EXERCISE INPUTS.
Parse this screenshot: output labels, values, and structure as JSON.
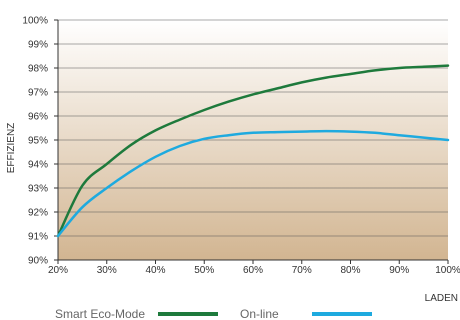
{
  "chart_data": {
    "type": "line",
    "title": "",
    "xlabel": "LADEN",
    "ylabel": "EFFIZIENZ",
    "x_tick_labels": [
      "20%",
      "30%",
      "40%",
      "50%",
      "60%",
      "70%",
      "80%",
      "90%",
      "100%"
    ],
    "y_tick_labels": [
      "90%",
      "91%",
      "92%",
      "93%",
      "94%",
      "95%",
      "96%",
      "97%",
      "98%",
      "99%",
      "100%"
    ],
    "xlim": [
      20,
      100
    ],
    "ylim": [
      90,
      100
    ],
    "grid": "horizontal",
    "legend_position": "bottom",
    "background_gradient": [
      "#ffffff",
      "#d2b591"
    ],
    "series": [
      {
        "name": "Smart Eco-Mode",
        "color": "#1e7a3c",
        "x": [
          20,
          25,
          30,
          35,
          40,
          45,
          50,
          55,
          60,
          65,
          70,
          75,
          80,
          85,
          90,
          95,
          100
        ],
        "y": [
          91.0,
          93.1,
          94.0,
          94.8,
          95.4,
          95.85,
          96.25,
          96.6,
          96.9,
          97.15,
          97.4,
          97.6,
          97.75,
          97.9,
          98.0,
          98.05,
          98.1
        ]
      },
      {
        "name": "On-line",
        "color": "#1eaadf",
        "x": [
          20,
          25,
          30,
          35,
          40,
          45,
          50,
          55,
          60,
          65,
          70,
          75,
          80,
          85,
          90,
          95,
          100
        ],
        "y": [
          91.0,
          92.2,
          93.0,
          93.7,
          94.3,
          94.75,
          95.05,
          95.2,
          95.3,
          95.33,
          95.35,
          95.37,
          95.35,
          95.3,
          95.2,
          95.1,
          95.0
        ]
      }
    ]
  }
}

---

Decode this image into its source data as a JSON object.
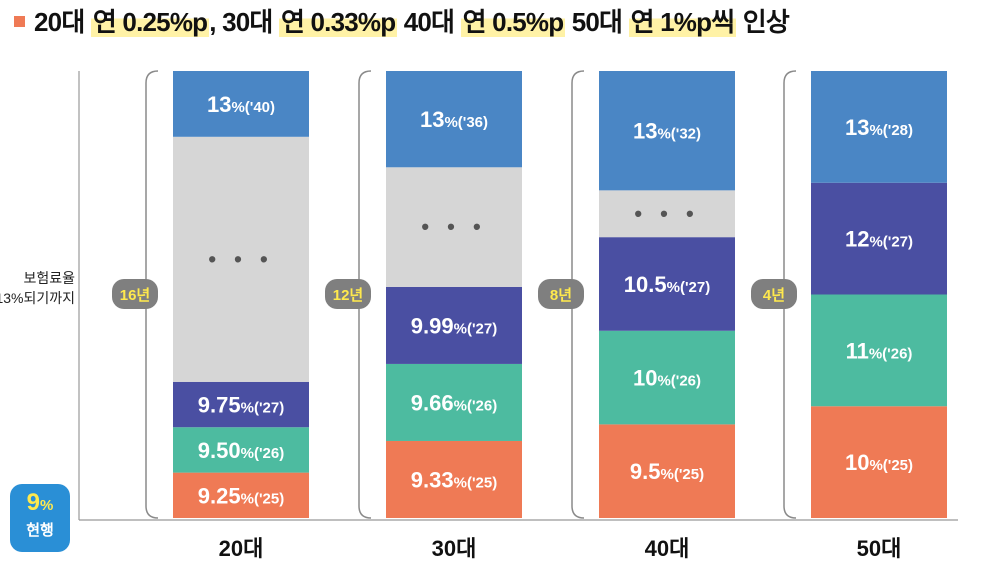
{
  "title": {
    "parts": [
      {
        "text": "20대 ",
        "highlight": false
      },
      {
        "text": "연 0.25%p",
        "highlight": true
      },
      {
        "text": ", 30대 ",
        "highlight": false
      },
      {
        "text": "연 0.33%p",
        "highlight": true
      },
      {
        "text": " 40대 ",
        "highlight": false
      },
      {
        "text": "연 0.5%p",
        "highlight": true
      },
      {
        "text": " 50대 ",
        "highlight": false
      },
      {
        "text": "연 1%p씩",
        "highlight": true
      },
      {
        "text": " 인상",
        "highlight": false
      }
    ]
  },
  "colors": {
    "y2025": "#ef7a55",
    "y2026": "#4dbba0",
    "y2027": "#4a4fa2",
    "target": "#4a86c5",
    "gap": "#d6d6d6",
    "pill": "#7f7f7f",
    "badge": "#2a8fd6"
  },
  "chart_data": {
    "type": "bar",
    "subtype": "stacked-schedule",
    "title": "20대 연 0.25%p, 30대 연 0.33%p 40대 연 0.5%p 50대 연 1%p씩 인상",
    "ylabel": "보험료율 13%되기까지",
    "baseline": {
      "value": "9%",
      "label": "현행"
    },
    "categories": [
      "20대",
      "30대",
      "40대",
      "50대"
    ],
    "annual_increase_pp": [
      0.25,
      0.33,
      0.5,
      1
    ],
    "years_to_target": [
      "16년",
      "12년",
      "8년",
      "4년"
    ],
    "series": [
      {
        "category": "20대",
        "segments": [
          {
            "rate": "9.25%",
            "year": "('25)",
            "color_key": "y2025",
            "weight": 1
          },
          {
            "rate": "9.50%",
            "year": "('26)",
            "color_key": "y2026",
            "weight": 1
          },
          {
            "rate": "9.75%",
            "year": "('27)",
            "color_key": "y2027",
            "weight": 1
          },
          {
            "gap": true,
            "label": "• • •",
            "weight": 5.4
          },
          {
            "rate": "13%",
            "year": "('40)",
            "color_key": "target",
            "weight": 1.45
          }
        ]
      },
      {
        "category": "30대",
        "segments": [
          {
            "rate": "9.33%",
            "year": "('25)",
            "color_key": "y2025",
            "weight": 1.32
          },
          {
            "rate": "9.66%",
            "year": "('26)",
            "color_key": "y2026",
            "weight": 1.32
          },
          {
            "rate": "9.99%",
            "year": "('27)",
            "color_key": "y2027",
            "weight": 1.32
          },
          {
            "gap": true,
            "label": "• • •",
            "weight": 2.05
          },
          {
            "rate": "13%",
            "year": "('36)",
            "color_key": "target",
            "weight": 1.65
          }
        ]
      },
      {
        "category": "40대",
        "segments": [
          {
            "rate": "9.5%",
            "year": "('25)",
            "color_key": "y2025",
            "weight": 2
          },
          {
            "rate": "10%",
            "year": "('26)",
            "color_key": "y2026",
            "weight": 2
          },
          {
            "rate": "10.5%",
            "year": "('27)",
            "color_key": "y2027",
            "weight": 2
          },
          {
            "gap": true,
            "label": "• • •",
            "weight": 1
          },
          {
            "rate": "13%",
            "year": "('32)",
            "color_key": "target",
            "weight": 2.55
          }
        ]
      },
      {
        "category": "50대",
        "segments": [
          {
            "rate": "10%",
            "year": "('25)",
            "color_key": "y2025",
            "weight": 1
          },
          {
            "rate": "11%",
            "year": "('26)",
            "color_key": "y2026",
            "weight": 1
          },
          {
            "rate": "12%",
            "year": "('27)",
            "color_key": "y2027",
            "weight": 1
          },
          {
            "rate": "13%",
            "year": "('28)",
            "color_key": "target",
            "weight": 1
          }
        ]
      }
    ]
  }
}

YOUR GOAL. Gather up the lines that contain the word "text".

RESULT BELOW.
        "text": "20대 ",
        "text": "연 0.25%p",
        "text": ", 30대 ",
        "text": "연 0.33%p",
        "text": " 40대 ",
        "text": "연 0.5%p",
        "text": " 50대 ",
        "text": "연 1%p씩",
        "text": " 인상",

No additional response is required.